## Set task
Do any lines in the data below contain "主机名预验证"? If so, copy every one of them.

## Task inputs
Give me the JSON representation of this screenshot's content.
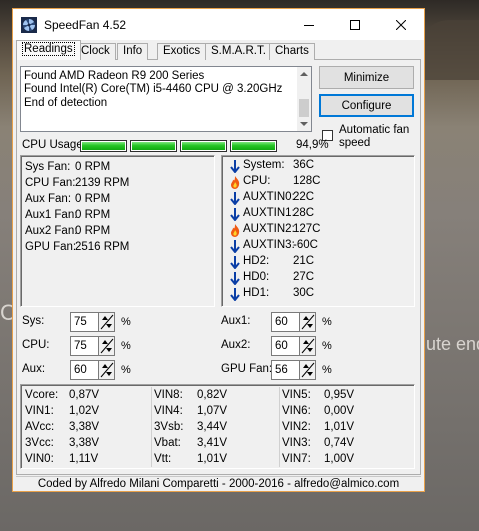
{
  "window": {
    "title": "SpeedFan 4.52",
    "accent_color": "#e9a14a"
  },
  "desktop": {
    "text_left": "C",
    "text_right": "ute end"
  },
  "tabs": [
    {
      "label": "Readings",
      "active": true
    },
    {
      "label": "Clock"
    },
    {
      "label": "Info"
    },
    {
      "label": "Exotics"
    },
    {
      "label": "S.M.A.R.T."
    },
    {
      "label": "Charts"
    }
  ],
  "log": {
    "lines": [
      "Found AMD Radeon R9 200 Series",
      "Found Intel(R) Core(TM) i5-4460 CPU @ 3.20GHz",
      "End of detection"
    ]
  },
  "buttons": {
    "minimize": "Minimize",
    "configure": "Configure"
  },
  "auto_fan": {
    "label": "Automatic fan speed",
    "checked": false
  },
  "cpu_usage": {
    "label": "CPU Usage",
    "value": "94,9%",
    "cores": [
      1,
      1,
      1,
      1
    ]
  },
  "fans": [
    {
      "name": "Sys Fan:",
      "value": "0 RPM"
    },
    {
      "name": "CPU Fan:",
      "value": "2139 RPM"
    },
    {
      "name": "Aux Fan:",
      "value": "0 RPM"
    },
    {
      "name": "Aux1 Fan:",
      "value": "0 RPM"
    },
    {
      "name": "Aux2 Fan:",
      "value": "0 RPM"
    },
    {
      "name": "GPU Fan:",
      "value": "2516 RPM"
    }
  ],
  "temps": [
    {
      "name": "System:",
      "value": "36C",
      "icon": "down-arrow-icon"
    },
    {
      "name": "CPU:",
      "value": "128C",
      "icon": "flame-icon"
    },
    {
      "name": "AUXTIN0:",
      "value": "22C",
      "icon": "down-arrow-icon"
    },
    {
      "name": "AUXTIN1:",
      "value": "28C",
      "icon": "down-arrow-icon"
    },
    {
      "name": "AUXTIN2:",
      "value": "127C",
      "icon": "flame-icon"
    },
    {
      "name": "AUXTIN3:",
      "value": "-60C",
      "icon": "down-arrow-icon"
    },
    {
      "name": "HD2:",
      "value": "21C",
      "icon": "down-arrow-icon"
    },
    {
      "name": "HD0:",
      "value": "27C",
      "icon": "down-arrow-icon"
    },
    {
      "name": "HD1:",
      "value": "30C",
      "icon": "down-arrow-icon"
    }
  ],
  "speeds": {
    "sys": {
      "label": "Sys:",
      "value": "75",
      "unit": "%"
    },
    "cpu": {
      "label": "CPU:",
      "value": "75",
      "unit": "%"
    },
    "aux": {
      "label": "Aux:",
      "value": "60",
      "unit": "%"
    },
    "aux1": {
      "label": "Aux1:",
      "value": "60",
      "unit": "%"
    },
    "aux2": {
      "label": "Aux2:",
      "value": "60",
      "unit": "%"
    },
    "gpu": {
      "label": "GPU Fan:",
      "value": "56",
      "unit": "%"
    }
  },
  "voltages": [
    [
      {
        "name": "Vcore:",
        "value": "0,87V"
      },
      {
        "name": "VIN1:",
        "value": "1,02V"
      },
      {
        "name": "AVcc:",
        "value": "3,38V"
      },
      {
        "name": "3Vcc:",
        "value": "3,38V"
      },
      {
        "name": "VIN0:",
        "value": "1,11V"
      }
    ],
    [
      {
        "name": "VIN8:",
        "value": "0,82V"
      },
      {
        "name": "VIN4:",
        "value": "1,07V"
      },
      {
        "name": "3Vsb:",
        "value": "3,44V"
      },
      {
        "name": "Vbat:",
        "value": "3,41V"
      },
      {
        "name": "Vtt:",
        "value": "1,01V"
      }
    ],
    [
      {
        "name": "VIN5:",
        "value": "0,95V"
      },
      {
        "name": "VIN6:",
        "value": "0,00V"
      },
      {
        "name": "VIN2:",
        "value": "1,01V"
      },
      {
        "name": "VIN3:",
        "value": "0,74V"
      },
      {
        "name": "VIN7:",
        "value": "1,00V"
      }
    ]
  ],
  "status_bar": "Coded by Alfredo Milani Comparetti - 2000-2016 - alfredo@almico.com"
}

---

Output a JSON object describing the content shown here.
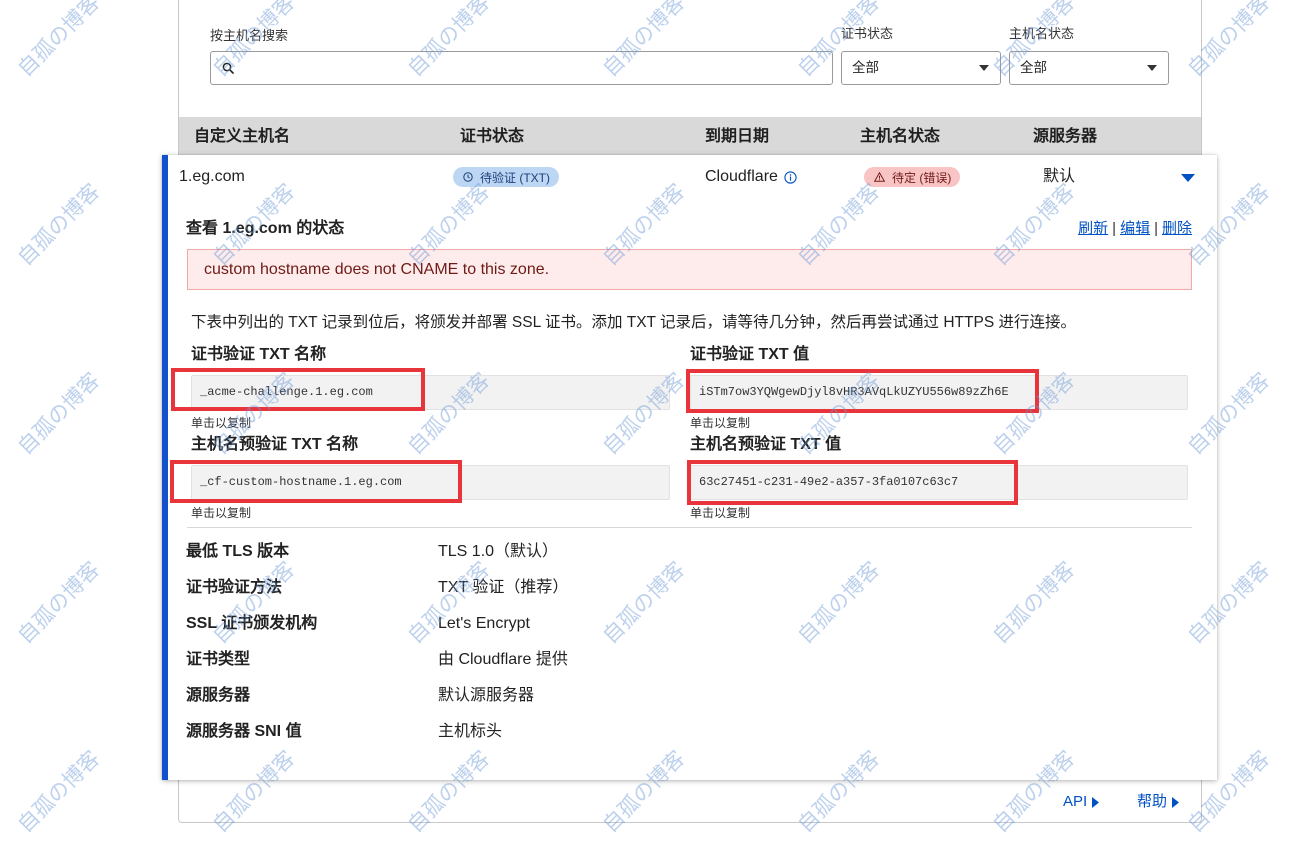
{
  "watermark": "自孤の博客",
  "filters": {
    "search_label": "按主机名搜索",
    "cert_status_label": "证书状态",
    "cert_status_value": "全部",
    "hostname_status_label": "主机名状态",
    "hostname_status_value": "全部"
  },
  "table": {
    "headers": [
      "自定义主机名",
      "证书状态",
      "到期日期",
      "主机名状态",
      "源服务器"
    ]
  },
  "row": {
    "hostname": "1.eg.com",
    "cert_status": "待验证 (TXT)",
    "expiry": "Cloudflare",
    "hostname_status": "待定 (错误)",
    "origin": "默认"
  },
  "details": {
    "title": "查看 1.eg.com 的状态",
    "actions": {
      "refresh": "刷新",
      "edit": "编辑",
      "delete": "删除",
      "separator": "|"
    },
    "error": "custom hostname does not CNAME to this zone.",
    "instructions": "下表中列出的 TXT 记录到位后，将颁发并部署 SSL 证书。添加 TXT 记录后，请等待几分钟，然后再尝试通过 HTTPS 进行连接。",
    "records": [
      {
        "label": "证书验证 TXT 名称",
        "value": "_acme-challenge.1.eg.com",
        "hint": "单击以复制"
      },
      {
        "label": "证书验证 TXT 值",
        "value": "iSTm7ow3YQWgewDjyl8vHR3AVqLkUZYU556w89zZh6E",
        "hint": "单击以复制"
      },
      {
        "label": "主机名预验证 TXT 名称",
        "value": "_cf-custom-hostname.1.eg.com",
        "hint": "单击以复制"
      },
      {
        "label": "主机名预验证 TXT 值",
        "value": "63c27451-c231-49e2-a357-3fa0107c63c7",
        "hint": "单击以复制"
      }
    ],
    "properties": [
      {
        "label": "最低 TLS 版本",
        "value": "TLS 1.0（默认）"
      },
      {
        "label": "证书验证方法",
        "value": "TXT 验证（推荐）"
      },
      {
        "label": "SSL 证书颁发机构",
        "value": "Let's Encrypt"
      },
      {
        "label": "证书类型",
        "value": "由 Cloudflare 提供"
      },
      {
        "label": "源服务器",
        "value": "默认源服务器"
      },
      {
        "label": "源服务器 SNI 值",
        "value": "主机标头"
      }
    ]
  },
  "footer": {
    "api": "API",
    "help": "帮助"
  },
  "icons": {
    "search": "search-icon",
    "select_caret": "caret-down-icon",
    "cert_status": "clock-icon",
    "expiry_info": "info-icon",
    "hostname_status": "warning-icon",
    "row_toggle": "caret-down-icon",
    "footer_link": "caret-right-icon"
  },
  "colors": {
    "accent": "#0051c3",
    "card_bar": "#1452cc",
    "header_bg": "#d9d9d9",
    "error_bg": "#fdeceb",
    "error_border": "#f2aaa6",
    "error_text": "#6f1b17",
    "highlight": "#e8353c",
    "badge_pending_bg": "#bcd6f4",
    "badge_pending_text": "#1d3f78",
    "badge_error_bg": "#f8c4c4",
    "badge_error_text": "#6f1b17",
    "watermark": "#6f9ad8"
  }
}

==

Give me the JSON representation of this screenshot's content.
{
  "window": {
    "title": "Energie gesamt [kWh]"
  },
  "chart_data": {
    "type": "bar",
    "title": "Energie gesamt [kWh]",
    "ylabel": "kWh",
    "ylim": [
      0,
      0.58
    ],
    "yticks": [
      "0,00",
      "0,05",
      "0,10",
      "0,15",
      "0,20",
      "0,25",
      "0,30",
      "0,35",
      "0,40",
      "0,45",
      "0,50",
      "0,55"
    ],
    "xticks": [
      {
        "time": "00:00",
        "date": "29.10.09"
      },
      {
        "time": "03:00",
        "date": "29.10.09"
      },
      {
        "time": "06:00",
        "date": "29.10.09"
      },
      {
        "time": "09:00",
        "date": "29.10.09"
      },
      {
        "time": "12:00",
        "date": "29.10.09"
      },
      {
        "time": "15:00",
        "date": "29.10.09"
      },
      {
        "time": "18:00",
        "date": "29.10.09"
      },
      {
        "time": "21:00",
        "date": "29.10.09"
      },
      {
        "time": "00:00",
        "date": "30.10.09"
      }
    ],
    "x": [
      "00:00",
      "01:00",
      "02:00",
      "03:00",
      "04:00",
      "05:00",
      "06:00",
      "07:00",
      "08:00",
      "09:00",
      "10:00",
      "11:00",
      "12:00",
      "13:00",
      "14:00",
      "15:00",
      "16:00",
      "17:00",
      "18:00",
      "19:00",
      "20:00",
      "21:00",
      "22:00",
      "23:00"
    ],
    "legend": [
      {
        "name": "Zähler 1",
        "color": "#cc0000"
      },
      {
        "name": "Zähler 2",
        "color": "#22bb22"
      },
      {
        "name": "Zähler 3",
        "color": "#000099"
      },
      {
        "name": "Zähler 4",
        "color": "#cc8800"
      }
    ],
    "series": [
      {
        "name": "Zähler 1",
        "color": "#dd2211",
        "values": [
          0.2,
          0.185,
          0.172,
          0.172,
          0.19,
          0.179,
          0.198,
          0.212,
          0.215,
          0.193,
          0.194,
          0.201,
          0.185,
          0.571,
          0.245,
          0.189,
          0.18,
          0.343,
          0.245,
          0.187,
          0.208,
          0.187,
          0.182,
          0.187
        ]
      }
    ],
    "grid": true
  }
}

## Solution to this problem
        "label": "主机名预验证 TXT 名称",
        "label": "主机名预验证 TXT 值",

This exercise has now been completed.